Excerpt ::
========================================
Both President Clinton and President
Putin believe that in managing strategic relations between the world's two
largest nuclear powers, stability and mutual deterrence still matter. Now,
mutual deterrence as codified in the ABM Treaty of 1972 has been a cornerstone
of stability for the past 28 years. And we expect that it will remain so in the
future as both sides continue to reduce strategic offensive arms.
That
leads me to the second point that I want to underscore, and this is contained
particularly in paragraph six. The joint statement acknowledges that the world
has changed since 1972, when the ABM Treaty was signed. Now, in many ways, the
world has changed for the better -- most notably with the end of the Cold War
and the reduction of U.S. and first Soviet, then Russian, deployed strategic
offensive forces by roughly 40 percent.
But while the threat of global
thermonuclear war has dramatically receded, other threats have arisen. And one
of the most serious of those new threats is the proliferation of weapons of
mass destruction and ballistic missile technology. That is the means to deliver
nuclear and other mass destruction weapons.
========================================
Data extract ::
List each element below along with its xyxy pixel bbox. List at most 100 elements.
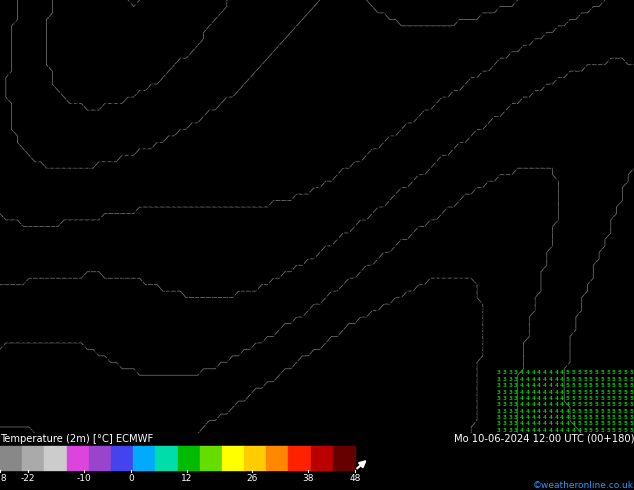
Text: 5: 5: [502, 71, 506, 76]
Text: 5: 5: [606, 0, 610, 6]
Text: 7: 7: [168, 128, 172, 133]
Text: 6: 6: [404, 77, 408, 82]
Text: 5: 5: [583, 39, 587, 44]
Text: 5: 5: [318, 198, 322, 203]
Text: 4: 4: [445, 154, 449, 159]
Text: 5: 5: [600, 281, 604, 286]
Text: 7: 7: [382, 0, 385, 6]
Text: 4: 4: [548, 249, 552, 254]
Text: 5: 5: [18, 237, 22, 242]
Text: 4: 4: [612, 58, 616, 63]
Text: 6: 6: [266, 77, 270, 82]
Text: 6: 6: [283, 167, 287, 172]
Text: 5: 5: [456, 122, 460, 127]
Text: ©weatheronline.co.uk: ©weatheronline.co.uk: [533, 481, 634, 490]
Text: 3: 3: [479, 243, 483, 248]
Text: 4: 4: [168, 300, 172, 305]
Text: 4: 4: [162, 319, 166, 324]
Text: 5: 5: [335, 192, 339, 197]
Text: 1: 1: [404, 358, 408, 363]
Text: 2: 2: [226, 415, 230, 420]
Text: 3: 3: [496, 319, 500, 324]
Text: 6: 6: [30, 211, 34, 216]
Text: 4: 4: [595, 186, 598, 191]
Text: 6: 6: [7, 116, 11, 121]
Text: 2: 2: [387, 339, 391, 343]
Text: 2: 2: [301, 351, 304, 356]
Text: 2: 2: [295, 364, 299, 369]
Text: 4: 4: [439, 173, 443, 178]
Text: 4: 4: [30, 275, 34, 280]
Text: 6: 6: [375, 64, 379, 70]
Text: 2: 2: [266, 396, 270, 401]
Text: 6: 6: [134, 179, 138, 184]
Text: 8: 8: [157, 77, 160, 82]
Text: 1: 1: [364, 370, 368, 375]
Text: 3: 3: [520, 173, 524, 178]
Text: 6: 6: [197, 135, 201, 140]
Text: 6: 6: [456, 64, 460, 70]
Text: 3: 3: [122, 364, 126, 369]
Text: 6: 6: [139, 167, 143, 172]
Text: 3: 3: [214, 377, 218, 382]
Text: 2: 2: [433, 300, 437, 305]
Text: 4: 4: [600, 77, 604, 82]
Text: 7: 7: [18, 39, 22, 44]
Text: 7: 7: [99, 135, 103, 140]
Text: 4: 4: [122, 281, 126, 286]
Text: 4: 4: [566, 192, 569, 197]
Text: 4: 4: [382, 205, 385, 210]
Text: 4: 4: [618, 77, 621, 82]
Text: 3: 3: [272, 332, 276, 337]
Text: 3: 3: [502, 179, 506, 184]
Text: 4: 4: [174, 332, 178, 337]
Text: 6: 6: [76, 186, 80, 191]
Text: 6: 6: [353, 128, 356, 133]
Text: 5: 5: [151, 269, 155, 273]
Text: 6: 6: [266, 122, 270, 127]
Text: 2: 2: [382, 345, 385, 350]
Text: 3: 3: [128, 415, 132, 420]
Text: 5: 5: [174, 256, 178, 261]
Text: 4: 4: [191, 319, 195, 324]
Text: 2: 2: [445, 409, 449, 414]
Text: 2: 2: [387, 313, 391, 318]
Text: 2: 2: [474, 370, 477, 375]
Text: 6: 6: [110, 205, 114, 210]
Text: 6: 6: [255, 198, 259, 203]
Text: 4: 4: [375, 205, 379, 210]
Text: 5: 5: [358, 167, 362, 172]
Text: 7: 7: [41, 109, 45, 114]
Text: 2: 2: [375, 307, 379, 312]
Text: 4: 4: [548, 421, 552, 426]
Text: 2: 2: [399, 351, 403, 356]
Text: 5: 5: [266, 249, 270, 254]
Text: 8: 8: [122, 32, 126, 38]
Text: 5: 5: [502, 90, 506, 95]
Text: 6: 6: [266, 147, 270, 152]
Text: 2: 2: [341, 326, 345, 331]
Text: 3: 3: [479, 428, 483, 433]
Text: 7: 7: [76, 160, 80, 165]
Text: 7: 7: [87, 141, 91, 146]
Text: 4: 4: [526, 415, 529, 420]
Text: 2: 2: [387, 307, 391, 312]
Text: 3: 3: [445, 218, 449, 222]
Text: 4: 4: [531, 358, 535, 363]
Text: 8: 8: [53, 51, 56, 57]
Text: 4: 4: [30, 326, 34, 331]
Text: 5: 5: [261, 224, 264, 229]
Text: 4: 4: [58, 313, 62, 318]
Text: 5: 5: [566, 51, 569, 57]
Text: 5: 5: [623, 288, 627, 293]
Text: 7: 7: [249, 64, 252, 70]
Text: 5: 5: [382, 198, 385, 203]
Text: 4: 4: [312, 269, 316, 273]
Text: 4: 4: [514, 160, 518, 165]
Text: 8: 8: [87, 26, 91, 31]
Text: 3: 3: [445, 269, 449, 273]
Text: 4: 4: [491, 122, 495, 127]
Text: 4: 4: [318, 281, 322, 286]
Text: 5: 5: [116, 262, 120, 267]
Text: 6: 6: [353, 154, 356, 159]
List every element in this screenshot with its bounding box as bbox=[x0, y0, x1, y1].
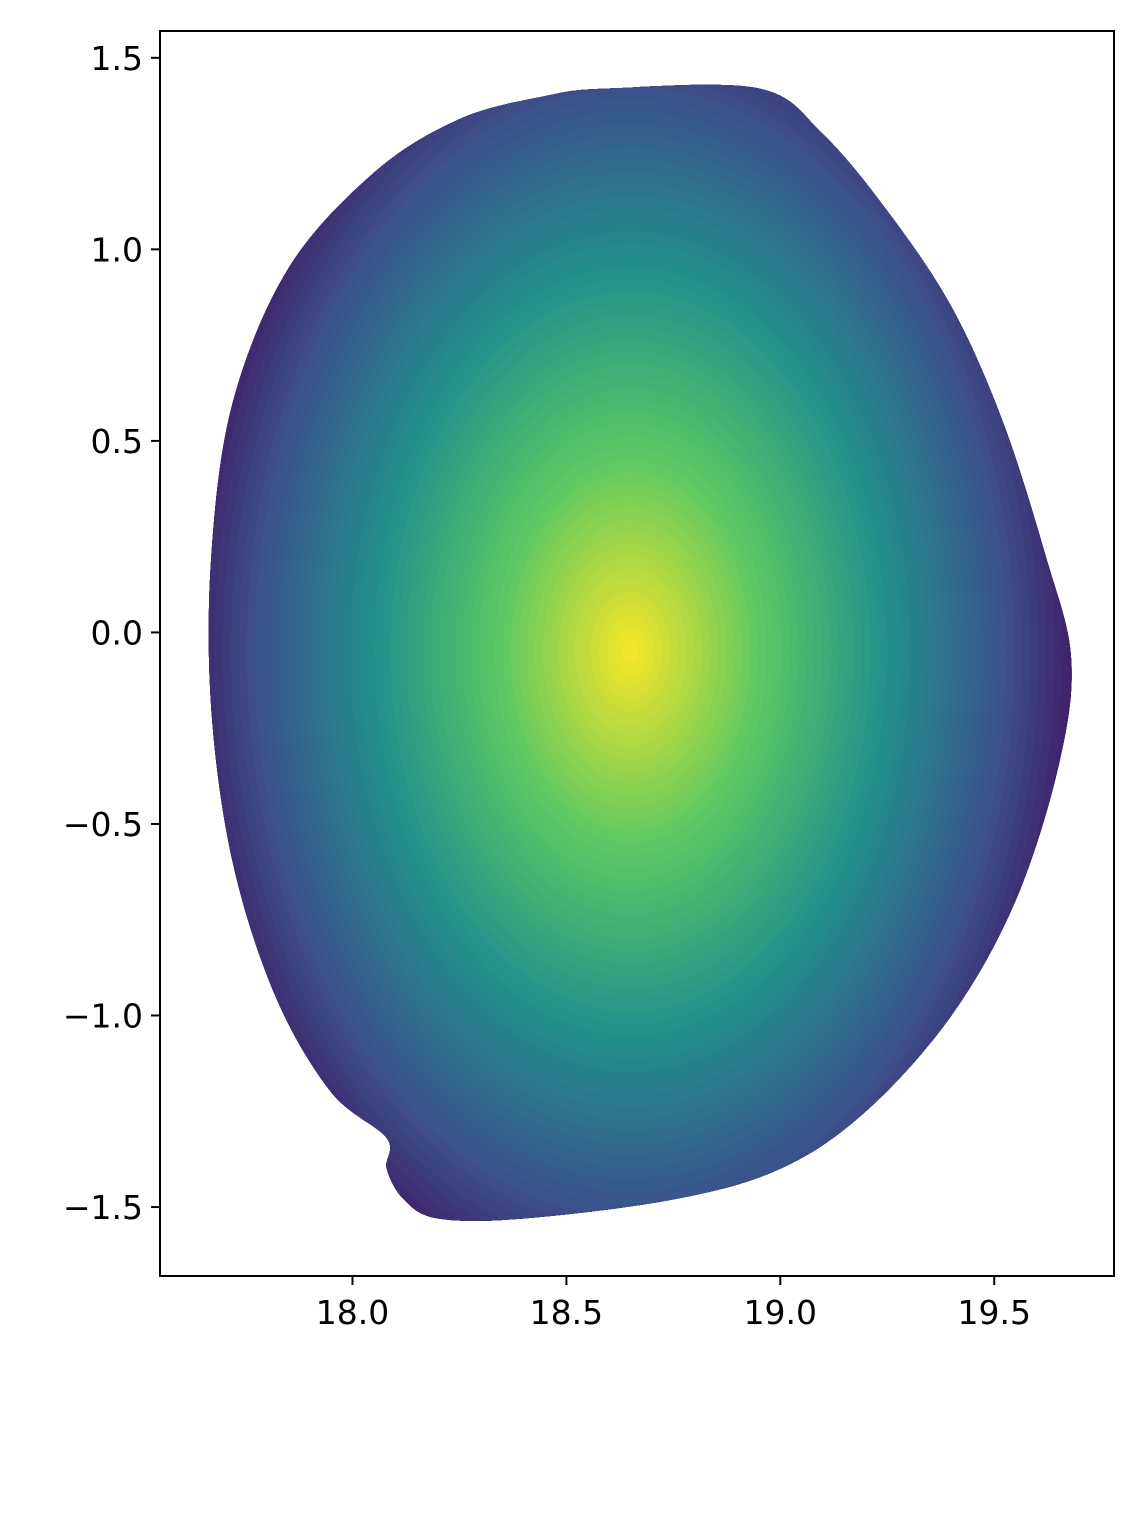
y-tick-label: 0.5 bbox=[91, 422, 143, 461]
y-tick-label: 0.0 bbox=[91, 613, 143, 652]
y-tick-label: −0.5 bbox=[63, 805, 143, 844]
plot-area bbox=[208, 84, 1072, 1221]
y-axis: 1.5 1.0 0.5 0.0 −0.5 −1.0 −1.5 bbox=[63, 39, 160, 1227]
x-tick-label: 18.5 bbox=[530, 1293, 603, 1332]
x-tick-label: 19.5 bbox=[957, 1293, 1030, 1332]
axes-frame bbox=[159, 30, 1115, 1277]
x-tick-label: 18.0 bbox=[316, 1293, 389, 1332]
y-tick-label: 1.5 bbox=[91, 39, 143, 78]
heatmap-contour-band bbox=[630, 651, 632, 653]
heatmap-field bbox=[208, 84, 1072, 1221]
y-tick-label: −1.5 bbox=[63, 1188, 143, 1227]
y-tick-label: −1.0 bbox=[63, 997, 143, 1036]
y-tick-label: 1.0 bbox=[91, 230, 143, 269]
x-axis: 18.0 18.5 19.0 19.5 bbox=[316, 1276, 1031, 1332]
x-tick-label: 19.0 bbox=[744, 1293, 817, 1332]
========================================
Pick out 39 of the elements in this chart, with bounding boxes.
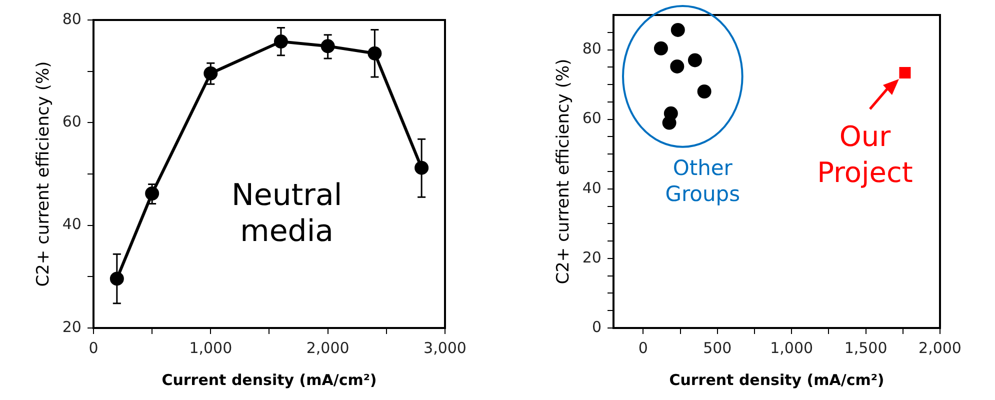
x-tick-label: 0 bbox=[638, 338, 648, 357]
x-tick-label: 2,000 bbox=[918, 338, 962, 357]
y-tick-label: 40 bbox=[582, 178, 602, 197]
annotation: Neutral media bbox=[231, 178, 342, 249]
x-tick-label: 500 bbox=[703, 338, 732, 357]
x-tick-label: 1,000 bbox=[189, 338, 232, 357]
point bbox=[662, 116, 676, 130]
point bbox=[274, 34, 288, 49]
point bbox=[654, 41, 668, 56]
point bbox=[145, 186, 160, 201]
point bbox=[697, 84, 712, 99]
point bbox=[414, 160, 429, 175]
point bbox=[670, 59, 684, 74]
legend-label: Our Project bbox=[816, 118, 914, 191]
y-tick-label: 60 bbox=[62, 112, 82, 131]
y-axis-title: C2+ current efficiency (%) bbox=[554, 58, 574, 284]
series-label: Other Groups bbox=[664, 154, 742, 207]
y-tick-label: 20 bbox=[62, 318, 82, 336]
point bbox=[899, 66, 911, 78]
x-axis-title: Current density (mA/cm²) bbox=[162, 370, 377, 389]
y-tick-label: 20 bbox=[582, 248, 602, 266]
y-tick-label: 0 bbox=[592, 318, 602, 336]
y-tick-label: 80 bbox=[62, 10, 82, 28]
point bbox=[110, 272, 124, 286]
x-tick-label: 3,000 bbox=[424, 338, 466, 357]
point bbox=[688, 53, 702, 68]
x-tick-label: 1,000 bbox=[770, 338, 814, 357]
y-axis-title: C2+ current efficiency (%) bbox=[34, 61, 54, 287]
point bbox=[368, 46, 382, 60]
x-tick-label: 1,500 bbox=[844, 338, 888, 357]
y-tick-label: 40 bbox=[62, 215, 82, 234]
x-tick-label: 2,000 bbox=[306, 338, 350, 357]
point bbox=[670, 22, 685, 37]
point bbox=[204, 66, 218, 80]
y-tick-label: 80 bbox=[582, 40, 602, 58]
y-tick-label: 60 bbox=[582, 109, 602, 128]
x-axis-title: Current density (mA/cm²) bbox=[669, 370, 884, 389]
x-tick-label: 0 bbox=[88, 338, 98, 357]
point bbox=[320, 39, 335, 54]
========================================
What you will do ::
1 > Reproduce the stretch of the ABM Treaty passage from "But while the" through "mass destruction weapons.".
2 > Answer these questions using the ABM Treaty passage:
(a) In what year was the ABM Treaty signed?
(b) By roughly what percentage were U.S. and Soviet, then Russian, deployed strategic offensive forces reduced?
(c) Which paragraph of the joint statement particularly contains the speaker's second point?
3 > Pick up the ABM Treaty passage after its last sentence and keep writing it.

Outputs by task ::
1 >
But while the threat of global
thermonuclear war has dramatically receded, other threats have arisen. And one
of the most serious of those new threats is the proliferation of weapons of
mass destruction and ballistic missile technology. That is the means to deliver
nuclear and other mass destruction weapons.

2 >
(a) 1972
(b) Roughly 40 percent
(c) Paragraph six

3 >
And as you'll see in
paragraph six, the joint statement acknowledges that that threat, that new
threat, which has come sharply into focus and into being since 1972 and in
recent years, represents a potentially significant change in the strategic
situation and in the international security environment.
The joint
statement also acknowledges that the ABM Treaty itself, by its own terms, as
President Clinton put it during the press conference, in the minds and in the
language used by the framers of the ABM Treaty, permits the parties to consider
possible changes in the strategic situation and, in the light of those changes,
to consider proposals for further increasing the viability of the treaty --
that is, steps that would make the treaty more relevant to the current and
prospective security environment. And there, I would call your attention to
paragraph number 8.
And it's in that spirit that the Presidents
directed their governments to develop concrete measures that would allow both
sides to take necessary steps to preserve strategic stability in the face of
new threats. That's paragraph 14. They've asked Secretary Albright and Foreign
Minister Ivanov to report to the Presidents on efforts to develop these
measures.
Third point: Consistent with the joint statement and
consistent, I think, very much with the exchange that you heard between the two
Presidents this afternoon, they've also instructed their experts to develop a
series of cooperative measures whereby the United States and Russia can jointly
address the problem of ballistic missile proliferation.
I'll give you a
few examples of the kind of cooperative measures we have in mind. One is
implementation of the shared early warning agreement, which was designed today
also by the Presidents and on which you've been briefed earlier. Second is more
extensive bilateral and multilateral cooperation on theater missile defense.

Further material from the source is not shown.